■ **Records from a data source**:
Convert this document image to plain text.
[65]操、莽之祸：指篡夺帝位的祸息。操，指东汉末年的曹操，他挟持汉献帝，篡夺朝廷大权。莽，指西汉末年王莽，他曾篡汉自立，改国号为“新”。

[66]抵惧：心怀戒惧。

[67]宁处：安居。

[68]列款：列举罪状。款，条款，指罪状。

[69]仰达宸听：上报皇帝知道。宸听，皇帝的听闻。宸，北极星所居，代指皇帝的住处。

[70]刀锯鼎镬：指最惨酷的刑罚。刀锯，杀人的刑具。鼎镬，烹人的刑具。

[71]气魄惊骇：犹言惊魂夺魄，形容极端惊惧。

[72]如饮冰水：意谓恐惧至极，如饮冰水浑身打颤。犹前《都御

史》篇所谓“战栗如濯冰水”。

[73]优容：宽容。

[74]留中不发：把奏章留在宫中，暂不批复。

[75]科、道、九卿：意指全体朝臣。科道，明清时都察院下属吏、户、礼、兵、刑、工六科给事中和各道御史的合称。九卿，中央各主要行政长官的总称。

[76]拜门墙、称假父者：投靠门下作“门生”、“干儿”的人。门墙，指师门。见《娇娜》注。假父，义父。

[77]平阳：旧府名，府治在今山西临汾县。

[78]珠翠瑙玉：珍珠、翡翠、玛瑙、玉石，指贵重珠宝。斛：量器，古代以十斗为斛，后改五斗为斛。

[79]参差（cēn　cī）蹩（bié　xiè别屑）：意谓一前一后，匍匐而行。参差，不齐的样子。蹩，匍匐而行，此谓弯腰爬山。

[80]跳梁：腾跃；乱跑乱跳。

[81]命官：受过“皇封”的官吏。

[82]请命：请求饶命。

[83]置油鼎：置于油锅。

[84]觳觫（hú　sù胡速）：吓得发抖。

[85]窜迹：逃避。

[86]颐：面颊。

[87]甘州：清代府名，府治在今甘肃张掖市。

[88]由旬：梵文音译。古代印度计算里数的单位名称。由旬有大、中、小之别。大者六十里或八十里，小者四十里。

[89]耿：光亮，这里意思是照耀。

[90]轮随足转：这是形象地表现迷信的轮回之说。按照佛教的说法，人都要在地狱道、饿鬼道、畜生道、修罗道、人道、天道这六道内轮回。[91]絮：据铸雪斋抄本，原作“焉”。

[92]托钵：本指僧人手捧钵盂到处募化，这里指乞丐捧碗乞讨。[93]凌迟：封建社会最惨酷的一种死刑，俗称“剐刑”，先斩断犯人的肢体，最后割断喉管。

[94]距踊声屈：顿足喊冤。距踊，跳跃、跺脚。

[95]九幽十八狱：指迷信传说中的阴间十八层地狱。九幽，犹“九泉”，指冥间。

■ **Given instruction**: Copy out each record, keeping every word as it is.

■ **Task response**:
Convert this document image to plain text.
[65]操、莽之祸：指篡夺帝位的祸息。操，指东汉末年的曹操，他挟持汉献帝，篡夺朝廷大权。莽，指西汉末年王莽，他曾篡汉自立，改国号为“新”。

[66]抵惧：心怀戒惧。

[67]宁处：安居。

[68]列款：列举罪状。款，条款，指罪状。

[69]仰达宸听：上报皇帝知道。宸听，皇帝的听闻。宸，北极星所居，代指皇帝的住处。

[70]刀锯鼎镬：指最惨酷的刑罚。刀锯，杀人的刑具。鼎镬，烹人的刑具。

[71]气魄惊骇：犹言惊魂夺魄，形容极端惊惧。

[72]如饮冰水：意谓恐惧至极，如饮冰水浑身打颤。犹前《都御

史》篇所谓“战栗如濯冰水”。

[73]优容：宽容。

[74]留中不发：把奏章留在宫中，暂不批复。

[75]科、道、九卿：意指全体朝臣。科道，明清时都察院下属吏、户、礼、兵、刑、工六科给事中和各道御史的合称。九卿，中央各主要行政长官的总称。

[76]拜门墙、称假父者：投靠门下作“门生”、“干儿”的人。门墙，指师门。见《娇娜》注。假父，义父。

[77]平阳：旧府名，府治在今山西临汾县。

[78]珠翠瑙玉：珍珠、翡翠、玛瑙、玉石，指贵重珠宝。斛：量器，古代以十斗为斛，后改五斗为斛。

[79]参差（cēn　cī）蹩（bié　xiè别屑）：意谓一前一后，匍匐而行。参差，不齐的样子。蹩，匍匐而行，此谓弯腰爬山。

[80]跳梁：腾跃；乱跑乱跳。

[81]命官：受过“皇封”的官吏。

[82]请命：请求饶命。

[83]置油鼎：置于油锅。

[84]觳觫（hú　sù胡速）：吓得发抖。

[85]窜迹：逃避。

[86]颐：面颊。

[87]甘州：清代府名，府治在今甘肃张掖市。

[88]由旬：梵文音译。古代印度计算里数的单位名称。由旬有大、中、小之别。大者六十里或八十里，小者四十里。

[89]耿：光亮，这里意思是照耀。

[90]轮随足转：这是形象地表现迷信的轮回之说。按照佛教的说法，人都要在地狱道、饿鬼道、畜生道、修罗道、人道、天道这六道内轮回。[91]絮：据铸雪斋抄本，原作“焉”。

[92]托钵：本指僧人手捧钵盂到处募化，这里指乞丐捧碗乞讨。[93]凌迟：封建社会最惨酷的一种死刑，俗称“剐刑”，先斩断犯人的肢体，最后割断喉管。

[94]距踊声屈：顿足喊冤。距踊，跳跃、跺脚。

[95]九幽十八狱：指迷信传说中的阴间十八层地狱。九幽，犹“九泉”，指冥间。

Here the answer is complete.